SET EXERCISE — Condense the paragraph that begins "The breakdown was a major failing" in the Lions passage below into a short bulleted list that keeps its main facts.

And although they only managed that aforementioned one victory, there were equal part positives as there were negatives in their play. Here, we look at a handful of those features.
POSITIVE: Let's get physical
At the start of the year, there was genuine concern regarding the scrummig prowess of the men from Doornfontein. During Super Rugby proper, it lacked the grunt and the physicality to outmuscled the opposition, and an old weapon used with devastating effect in years previously was now lost.
That was not the case this past month - the bolstering of the forward pack saw the Lions outscrum much more fancied, and Springbok-laden, outfits, especially against the Sharks and the Stormers.
That new found grunt - powered by Sti Sithole and Carlu Sadie - also extended into their general play, where they were abrasive when required, but still athletic when called upon.
Their defence, an Achilles' heel earlier this year, was brutal and unyielding at times, and was only breached through moments of exceptional play.
NEGATIVE: Moments of weaknesses
The breakdown was a major failing on the Lions' part - losing that contact area at critical moments in all their loses. The lineout also misfired at times, while their maul did not have the desired impact when it did form. At times, their dominant scrum gave up the ghost, overturning hard labour won previously. All improved as the tournament progressed but there remains much work to do to refine these areas
POSITIVE: Youngsters on the rise
Make no mistake, this is a young Lions team. The loose-trio, mostly enlisting Vincent Tshituka, Len Massyn and MJ Pelser, are all under 23-years. Marvin Orie is 25. His lock partner Ruben Schoeman 24. The oldest player in their pack was Jaco Visage at 28, when the likes of Willem Alberts, Jaco Kriel and Ruan Dreyer were not available, which was for most of their matches.
Likewise, their backline is packed with youngsters, and inexperienced players still finding their footing, and with many more years of service under the hood. Wandisile Simelane, only 22-years-old stood out, while before his long-term injury, Gianni Lombard showed his credentials as a future star. EW Viljoen, Dan Kriel, Rabz Maxwane and Burger Odendaal, who have a bit more mileage on the clock, are all still under 27-years-old.

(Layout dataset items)
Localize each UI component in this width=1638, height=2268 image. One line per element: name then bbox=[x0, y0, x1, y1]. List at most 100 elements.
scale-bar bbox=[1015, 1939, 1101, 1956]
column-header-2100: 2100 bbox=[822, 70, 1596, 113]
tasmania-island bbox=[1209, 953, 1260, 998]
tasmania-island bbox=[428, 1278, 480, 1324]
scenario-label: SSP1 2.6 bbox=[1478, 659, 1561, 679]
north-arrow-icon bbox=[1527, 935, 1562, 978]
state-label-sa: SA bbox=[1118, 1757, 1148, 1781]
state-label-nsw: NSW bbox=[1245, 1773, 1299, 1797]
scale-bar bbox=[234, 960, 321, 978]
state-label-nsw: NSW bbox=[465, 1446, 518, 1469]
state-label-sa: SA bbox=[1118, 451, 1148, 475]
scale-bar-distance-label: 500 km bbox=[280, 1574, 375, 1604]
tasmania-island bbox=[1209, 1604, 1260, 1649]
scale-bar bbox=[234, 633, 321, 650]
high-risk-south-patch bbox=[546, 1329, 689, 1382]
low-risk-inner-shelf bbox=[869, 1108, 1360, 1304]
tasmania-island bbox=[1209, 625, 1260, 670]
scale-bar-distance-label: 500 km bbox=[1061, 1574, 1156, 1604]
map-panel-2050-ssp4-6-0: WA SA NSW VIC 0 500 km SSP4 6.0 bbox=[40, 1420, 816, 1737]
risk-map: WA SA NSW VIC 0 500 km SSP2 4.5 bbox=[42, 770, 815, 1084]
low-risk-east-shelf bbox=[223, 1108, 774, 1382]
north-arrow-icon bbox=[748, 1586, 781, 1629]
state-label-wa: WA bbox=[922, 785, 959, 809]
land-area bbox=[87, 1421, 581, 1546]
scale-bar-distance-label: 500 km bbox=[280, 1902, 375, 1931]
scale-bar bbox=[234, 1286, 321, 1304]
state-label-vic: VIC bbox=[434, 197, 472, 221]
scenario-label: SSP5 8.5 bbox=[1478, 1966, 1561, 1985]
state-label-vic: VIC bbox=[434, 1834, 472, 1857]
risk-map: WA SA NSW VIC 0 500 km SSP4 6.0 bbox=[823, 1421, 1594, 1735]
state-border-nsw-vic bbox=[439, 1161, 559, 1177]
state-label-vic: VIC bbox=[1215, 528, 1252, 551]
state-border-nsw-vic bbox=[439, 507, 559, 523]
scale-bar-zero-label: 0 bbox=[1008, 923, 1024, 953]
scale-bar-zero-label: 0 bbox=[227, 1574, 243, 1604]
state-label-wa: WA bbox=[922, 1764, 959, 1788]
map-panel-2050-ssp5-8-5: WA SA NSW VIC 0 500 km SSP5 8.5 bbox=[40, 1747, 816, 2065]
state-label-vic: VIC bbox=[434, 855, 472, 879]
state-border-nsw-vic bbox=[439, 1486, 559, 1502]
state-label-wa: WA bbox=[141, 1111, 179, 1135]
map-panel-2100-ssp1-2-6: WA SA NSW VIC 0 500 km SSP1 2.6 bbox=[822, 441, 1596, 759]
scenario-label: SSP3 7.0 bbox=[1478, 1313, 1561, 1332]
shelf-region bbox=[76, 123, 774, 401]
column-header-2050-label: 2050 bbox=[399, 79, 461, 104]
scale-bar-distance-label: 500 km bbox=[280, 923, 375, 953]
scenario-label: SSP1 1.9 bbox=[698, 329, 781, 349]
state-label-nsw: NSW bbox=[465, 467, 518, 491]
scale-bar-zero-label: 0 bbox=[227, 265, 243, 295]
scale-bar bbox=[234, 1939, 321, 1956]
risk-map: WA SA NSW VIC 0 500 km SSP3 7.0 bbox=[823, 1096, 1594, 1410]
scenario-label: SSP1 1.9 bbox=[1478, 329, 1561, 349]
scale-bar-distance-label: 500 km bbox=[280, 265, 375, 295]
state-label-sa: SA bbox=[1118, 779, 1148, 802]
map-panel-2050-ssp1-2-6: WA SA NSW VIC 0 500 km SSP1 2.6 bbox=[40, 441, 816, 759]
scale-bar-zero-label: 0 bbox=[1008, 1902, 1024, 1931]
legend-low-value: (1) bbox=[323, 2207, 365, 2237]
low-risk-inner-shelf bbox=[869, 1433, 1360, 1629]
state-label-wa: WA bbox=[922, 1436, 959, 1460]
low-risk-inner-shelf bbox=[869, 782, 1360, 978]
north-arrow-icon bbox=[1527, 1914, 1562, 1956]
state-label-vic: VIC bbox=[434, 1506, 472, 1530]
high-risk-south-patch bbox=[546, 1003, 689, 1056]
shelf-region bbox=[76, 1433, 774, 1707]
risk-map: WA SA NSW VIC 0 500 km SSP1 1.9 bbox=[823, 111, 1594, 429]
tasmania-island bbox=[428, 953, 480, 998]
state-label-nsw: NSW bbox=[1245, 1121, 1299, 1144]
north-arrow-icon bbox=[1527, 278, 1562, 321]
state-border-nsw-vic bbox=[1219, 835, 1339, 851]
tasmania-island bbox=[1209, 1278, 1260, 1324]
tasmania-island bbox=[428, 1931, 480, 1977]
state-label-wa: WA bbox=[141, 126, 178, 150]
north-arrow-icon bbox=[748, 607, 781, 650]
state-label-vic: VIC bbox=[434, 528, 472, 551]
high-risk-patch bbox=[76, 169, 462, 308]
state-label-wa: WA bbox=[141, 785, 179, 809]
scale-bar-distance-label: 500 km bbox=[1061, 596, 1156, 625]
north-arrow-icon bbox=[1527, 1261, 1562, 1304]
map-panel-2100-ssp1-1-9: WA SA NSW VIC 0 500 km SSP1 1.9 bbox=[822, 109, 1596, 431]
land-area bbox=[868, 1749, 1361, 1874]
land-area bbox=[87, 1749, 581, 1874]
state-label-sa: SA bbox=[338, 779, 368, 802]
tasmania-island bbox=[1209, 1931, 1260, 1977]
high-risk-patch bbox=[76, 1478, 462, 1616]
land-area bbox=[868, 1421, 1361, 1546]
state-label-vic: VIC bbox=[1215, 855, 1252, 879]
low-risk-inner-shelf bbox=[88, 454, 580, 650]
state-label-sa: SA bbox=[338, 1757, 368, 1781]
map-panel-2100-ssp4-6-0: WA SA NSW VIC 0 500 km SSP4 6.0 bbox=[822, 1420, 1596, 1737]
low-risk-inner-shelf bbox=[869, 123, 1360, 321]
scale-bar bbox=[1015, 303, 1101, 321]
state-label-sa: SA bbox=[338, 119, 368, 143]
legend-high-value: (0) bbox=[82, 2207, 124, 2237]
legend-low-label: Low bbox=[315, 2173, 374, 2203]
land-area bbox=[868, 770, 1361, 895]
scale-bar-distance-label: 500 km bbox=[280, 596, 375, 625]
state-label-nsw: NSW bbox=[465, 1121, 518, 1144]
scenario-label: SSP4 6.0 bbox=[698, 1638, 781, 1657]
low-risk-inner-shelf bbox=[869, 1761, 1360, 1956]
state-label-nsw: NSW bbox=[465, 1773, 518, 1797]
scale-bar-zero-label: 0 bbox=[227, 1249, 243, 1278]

SOLVED PROBLEM —
- Breakdown: a major failing; the Lions lost the contact area at critical moments in all their defeats.
- Lineout: misfired at times.
- Maul: lacked the desired impact when it did form.
- Scrum: the dominant scrum sometimes faltered, overturning hard-won earlier gains.
- Overall: all of these improved as the tournament progressed, but much work remains to refine them.